* _Problem statement_
Look through the data below and show every line that includes "seem".

* _Document transcript data_
***

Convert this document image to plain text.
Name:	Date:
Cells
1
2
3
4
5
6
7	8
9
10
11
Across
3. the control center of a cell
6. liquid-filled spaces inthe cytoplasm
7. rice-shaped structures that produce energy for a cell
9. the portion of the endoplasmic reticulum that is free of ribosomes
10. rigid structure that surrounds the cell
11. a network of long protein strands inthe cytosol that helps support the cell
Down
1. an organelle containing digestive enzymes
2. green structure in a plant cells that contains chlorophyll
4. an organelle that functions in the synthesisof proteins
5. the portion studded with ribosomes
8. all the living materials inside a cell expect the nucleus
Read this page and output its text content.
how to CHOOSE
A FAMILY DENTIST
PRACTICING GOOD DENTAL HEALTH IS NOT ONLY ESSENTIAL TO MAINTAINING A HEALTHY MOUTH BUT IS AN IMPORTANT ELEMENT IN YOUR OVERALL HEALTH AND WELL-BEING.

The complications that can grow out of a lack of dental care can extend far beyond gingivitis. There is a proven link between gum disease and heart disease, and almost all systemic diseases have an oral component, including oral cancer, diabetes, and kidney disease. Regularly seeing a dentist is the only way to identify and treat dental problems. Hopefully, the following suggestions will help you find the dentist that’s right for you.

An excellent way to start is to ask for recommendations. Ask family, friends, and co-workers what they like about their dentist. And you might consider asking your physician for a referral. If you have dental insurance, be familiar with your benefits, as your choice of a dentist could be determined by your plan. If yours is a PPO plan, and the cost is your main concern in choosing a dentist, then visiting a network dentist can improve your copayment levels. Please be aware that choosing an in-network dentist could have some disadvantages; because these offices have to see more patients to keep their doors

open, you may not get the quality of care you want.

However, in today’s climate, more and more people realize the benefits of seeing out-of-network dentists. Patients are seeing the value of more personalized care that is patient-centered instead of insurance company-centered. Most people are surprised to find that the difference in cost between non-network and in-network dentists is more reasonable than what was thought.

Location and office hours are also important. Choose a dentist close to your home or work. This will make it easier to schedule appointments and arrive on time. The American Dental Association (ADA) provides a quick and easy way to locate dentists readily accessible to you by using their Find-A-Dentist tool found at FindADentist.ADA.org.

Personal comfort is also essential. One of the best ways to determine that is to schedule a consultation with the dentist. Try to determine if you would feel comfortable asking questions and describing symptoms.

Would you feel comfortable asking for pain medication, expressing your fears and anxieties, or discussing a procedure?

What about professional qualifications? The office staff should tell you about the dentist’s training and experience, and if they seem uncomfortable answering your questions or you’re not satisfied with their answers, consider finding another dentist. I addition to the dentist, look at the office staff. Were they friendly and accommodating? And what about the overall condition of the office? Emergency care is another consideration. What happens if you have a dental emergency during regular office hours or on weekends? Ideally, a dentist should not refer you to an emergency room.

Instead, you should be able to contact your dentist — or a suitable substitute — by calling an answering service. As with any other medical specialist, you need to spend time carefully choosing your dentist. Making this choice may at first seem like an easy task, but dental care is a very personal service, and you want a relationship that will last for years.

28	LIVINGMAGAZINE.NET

***

* _Solution to this problem_
What about professional qualifications? The office staff should tell you about the dentist’s training and experience, and if they seem uncomfortable answering your questions or you’re not satisfied with their answers, consider finding another dentist. I addition to the dentist, look at the office staff. Were they friendly and accommodating? And what about the overall condition of the office? Emergency care is another consideration. What happens if you have a dental emergency during regular office hours or on weekends? Ideally, a dentist should not refer you to an emergency room.
Instead, you should be able to contact your dentist — or a suitable substitute — by calling an answering service. As with any other medical specialist, you need to spend time carefully choosing your dentist. Making this choice may at first seem like an easy task, but dental care is a very personal service, and you want a relationship that will last for years.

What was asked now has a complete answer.